Items from a dataset:
-- START --
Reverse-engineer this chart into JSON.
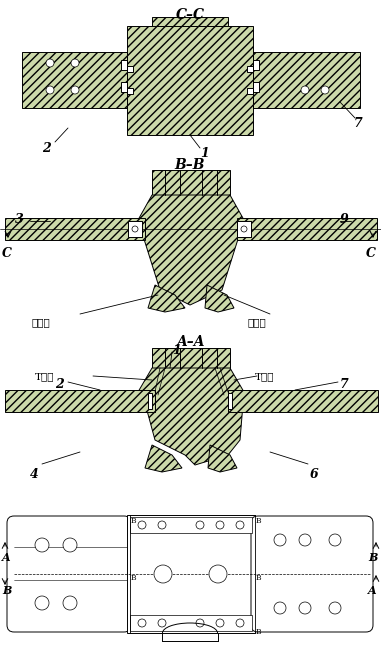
{
  "bg_color": "#ffffff",
  "line_color": "#000000",
  "fill_hatch": "#ccd9aa",
  "fill_white": "#ffffff",
  "fill_gray": "#aaaaaa",
  "title_cc": "C–C",
  "title_bb": "B–B",
  "title_aa": "A–A",
  "label_1": "1",
  "label_2": "2",
  "label_3": "3",
  "label_4": "4",
  "label_6": "6",
  "label_7": "7",
  "label_9": "9",
  "label_C": "C",
  "label_A": "A",
  "label_B": "B",
  "label_chengxingduan": "成型端",
  "label_Ttype": "T型槽",
  "fig_width": 3.81,
  "fig_height": 6.59,
  "dpi": 100
}
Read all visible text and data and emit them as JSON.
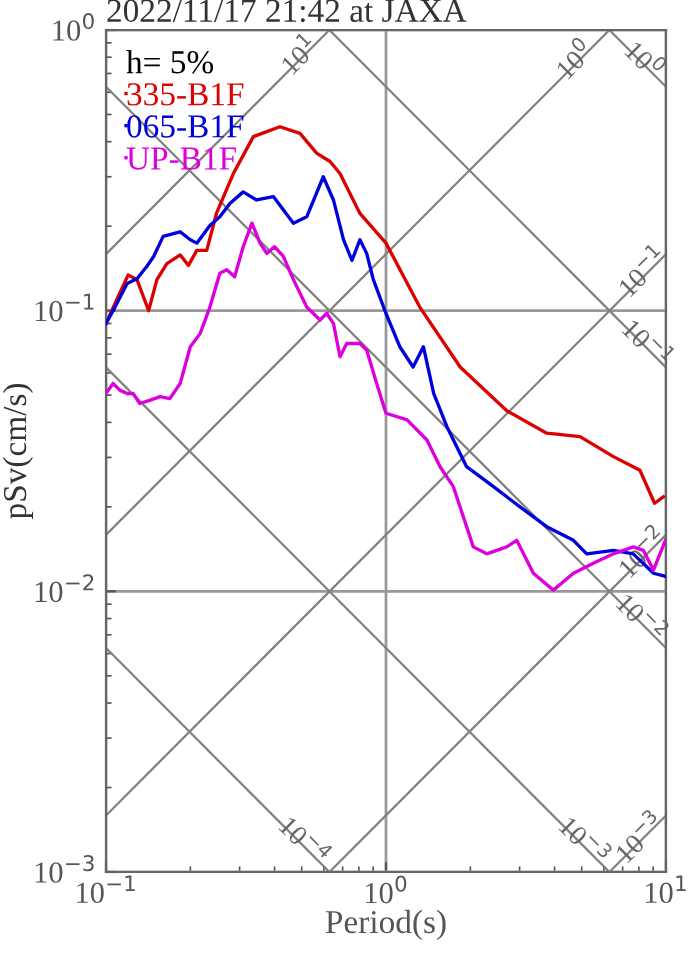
-- END --
▶ **What needs to be done**
Make an exact copy of the records shown above, without the pictures.

▶ **Output**
Reverse-engineer this chart into JSON.
{
  "bg_color": "#ffffff",
  "line_color": "#000000",
  "fill_hatch": "#ccd9aa",
  "fill_white": "#ffffff",
  "fill_gray": "#aaaaaa",
  "title_cc": "C–C",
  "title_bb": "B–B",
  "title_aa": "A–A",
  "label_1": "1",
  "label_2": "2",
  "label_3": "3",
  "label_4": "4",
  "label_6": "6",
  "label_7": "7",
  "label_9": "9",
  "label_C": "C",
  "label_A": "A",
  "label_B": "B",
  "label_chengxingduan": "成型端",
  "label_Ttype": "T型槽",
  "fig_width": 3.81,
  "fig_height": 6.59,
  "dpi": 100
}
Read all visible text and data and emit them as JSON.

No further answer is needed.